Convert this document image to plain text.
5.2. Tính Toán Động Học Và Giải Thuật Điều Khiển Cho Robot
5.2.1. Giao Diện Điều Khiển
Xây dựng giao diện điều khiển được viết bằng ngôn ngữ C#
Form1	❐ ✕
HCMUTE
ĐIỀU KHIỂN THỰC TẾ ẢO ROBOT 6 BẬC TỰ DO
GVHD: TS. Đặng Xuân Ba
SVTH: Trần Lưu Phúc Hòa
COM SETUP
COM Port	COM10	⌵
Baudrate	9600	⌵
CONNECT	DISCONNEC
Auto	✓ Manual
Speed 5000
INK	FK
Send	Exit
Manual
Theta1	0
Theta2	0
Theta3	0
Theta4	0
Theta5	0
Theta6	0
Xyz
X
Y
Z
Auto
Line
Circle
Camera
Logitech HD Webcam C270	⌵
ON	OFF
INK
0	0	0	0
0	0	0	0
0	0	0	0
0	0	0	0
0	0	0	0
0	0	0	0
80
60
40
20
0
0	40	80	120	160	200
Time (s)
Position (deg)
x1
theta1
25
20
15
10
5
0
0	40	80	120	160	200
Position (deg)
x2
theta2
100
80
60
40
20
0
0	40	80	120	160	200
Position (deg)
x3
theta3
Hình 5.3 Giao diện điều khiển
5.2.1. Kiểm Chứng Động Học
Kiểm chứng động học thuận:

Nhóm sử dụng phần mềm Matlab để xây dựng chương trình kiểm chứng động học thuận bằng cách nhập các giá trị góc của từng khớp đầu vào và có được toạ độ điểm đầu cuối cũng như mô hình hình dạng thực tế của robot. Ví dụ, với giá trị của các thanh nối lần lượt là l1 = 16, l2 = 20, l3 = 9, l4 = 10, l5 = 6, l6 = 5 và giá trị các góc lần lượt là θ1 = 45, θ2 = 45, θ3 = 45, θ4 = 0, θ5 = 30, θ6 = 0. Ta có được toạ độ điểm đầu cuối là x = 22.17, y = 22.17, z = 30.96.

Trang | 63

● Job
Take the material above and return all of it exactly.

● Worked solution
Convert this document image to plain text.
5.2. Tính Toán Động Học Và Giải Thuật Điều Khiển Cho Robot
5.2.1. Giao Diện Điều Khiển
Xây dựng giao diện điều khiển được viết bằng ngôn ngữ C#
Form1	❐ ✕
HCMUTE
ĐIỀU KHIỂN THỰC TẾ ẢO ROBOT 6 BẬC TỰ DO
GVHD: TS. Đặng Xuân Ba
SVTH: Trần Lưu Phúc Hòa
COM SETUP
COM Port	COM10	⌵
Baudrate	9600	⌵
CONNECT	DISCONNEC
Auto	✓ Manual
Speed 5000
INK	FK
Send	Exit
Manual
Theta1	0
Theta2	0
Theta3	0
Theta4	0
Theta5	0
Theta6	0
Xyz
X
Y
Z
Auto
Line
Circle
Camera
Logitech HD Webcam C270	⌵
ON	OFF
INK
0	0	0	0
0	0	0	0
0	0	0	0
0	0	0	0
0	0	0	0
0	0	0	0
80
60
40
20
0
0	40	80	120	160	200
Time (s)
Position (deg)
x1
theta1
25
20
15
10
5
0
0	40	80	120	160	200
Position (deg)
x2
theta2
100
80
60
40
20
0
0	40	80	120	160	200
Position (deg)
x3
theta3
Hình 5.3 Giao diện điều khiển
5.2.1. Kiểm Chứng Động Học
Kiểm chứng động học thuận:

Nhóm sử dụng phần mềm Matlab để xây dựng chương trình kiểm chứng động học thuận bằng cách nhập các giá trị góc của từng khớp đầu vào và có được toạ độ điểm đầu cuối cũng như mô hình hình dạng thực tế của robot. Ví dụ, với giá trị của các thanh nối lần lượt là l1 = 16, l2 = 20, l3 = 9, l4 = 10, l5 = 6, l6 = 5 và giá trị các góc lần lượt là θ1 = 45, θ2 = 45, θ3 = 45, θ4 = 0, θ5 = 30, θ6 = 0. Ta có được toạ độ điểm đầu cuối là x = 22.17, y = 22.17, z = 30.96.

Trang | 63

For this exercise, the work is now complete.